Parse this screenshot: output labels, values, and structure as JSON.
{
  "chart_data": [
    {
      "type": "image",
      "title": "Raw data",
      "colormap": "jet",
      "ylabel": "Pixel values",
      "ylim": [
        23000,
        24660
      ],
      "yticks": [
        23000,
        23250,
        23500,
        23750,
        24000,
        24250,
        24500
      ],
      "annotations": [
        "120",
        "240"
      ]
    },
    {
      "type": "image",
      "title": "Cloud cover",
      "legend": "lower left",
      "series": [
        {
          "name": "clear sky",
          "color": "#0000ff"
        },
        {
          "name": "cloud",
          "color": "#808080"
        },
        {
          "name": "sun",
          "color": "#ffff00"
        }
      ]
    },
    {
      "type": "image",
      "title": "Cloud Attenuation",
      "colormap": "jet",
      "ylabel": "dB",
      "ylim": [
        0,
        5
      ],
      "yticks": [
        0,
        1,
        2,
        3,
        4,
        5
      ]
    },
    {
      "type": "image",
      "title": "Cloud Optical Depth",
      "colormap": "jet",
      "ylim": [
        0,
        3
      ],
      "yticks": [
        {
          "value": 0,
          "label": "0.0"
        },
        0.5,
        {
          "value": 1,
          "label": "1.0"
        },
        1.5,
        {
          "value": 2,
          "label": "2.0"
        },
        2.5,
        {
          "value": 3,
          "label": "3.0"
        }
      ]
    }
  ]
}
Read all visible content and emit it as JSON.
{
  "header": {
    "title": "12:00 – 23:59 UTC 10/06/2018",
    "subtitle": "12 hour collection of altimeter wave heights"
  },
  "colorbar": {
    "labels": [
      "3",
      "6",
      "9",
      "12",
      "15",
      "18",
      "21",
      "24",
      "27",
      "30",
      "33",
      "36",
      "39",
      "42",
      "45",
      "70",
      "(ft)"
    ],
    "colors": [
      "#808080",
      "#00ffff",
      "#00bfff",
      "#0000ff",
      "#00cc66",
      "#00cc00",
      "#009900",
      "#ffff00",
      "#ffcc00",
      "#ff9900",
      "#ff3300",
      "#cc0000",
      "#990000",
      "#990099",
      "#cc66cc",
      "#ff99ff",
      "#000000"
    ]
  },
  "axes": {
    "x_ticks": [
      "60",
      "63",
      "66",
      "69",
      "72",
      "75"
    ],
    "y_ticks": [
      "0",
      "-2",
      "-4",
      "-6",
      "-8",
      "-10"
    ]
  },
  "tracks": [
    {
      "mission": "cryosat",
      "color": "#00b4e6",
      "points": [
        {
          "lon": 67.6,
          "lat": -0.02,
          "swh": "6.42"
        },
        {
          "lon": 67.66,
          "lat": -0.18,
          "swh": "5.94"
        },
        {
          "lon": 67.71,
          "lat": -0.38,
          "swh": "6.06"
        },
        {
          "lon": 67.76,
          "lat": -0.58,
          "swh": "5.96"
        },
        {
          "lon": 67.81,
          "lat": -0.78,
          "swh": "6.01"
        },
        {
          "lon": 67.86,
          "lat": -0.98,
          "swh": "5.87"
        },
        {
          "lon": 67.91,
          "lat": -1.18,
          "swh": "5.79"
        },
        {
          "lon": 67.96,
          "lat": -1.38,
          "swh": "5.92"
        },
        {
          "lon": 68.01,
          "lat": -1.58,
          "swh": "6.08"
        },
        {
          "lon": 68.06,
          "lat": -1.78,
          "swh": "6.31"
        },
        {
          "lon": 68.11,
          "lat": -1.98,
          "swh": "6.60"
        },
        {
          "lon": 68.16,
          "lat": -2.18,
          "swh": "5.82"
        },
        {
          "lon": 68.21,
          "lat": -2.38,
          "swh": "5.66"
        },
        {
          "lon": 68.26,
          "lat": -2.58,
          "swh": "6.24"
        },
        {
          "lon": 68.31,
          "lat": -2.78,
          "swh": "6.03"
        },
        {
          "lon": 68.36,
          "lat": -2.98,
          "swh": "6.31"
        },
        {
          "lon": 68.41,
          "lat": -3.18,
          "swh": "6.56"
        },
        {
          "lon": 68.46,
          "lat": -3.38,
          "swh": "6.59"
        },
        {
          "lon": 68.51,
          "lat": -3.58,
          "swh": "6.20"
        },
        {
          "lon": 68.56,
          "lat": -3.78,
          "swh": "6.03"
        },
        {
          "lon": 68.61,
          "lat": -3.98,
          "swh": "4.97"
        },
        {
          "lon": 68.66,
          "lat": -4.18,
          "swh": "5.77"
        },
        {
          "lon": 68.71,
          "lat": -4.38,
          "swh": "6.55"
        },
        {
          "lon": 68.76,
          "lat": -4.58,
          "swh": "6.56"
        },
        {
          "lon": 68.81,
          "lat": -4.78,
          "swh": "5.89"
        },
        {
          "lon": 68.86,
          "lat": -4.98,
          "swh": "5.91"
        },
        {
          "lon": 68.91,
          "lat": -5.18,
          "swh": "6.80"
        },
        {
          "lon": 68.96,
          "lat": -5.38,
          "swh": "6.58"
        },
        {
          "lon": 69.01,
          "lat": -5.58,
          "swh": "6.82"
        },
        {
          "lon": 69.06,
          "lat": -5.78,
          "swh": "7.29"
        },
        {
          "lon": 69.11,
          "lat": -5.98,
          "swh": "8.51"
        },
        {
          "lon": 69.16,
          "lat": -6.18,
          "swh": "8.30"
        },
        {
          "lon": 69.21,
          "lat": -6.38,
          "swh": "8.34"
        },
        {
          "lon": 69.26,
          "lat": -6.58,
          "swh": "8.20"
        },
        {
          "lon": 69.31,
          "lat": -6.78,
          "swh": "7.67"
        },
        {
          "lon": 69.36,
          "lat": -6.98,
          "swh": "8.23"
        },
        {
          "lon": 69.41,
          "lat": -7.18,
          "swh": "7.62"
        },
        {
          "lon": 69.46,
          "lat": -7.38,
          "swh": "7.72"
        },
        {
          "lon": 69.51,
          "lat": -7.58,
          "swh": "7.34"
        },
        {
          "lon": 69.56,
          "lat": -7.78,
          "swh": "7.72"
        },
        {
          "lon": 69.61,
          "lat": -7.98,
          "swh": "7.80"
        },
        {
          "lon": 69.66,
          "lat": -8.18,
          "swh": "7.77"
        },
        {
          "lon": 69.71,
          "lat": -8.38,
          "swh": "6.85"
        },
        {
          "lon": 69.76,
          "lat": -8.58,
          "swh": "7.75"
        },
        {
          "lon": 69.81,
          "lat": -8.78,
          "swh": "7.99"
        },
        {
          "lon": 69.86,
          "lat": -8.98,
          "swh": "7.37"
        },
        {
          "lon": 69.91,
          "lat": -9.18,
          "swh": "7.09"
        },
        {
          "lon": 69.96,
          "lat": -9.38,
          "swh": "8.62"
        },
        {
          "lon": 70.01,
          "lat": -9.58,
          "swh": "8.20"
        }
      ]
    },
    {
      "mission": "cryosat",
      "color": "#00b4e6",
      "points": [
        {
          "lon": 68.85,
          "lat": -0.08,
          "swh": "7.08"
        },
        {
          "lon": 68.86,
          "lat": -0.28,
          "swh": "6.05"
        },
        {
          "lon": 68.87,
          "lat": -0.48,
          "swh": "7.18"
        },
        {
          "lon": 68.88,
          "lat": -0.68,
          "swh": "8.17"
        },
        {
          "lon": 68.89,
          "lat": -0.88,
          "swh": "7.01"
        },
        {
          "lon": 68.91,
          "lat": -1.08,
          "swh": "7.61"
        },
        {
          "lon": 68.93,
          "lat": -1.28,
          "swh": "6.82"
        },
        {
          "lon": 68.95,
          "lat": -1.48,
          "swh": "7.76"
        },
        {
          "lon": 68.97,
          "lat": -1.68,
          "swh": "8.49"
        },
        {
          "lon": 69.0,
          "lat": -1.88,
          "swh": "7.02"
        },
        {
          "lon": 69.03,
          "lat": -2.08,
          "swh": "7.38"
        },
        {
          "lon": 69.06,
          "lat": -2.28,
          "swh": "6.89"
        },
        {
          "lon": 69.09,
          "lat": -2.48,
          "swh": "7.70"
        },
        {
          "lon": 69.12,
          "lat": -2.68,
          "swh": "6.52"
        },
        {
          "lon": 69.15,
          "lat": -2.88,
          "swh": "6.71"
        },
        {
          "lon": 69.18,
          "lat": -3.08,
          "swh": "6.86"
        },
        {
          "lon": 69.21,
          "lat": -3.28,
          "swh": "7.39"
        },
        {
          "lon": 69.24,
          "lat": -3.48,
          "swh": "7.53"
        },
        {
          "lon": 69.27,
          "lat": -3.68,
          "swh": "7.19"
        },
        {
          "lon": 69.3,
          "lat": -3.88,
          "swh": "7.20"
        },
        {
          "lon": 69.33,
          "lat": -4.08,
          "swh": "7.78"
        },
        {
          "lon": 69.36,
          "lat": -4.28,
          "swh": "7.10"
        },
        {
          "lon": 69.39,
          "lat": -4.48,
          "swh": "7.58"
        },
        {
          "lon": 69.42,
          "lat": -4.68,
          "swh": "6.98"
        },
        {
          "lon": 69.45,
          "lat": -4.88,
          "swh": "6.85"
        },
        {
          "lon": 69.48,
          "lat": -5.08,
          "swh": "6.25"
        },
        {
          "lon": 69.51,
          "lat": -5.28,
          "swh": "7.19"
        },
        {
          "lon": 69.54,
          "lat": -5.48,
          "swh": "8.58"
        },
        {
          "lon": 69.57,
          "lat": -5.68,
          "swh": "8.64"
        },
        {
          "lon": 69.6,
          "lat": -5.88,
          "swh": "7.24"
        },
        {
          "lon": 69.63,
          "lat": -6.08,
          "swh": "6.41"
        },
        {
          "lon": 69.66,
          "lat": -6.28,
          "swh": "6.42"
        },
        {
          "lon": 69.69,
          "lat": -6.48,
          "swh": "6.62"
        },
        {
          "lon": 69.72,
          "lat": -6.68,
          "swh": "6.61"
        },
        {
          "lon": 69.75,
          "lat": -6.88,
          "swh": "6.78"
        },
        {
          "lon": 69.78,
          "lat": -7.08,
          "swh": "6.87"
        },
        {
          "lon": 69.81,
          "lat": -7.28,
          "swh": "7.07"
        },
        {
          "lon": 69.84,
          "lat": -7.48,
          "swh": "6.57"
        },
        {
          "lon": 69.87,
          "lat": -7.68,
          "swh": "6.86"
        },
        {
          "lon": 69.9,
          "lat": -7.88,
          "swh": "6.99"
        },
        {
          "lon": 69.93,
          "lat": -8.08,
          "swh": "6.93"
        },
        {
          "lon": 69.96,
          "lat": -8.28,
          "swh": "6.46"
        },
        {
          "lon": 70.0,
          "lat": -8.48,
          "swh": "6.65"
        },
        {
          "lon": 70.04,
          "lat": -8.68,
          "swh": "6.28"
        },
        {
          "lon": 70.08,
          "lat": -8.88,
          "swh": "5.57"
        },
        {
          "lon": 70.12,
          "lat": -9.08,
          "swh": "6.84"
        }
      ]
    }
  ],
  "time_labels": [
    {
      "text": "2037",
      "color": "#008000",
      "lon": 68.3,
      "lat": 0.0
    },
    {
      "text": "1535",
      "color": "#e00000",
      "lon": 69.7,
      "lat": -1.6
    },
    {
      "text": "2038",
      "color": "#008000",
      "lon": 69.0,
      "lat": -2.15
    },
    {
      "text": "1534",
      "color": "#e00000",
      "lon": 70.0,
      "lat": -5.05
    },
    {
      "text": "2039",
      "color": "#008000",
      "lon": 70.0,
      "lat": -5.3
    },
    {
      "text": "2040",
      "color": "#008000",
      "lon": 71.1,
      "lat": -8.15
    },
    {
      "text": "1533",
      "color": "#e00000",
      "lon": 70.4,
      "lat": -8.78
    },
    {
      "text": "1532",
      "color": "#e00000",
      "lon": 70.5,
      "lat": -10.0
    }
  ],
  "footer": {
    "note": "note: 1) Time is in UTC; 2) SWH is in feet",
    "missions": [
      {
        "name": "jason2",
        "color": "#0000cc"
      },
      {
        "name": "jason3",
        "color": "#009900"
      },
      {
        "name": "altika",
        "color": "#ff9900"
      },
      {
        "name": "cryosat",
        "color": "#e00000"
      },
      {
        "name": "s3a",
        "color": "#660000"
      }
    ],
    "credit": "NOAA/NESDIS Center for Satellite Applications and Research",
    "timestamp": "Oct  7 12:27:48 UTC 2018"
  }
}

**Written request:**
Only the number is wanted: how many lines above include the word "values"?

**Response:**
2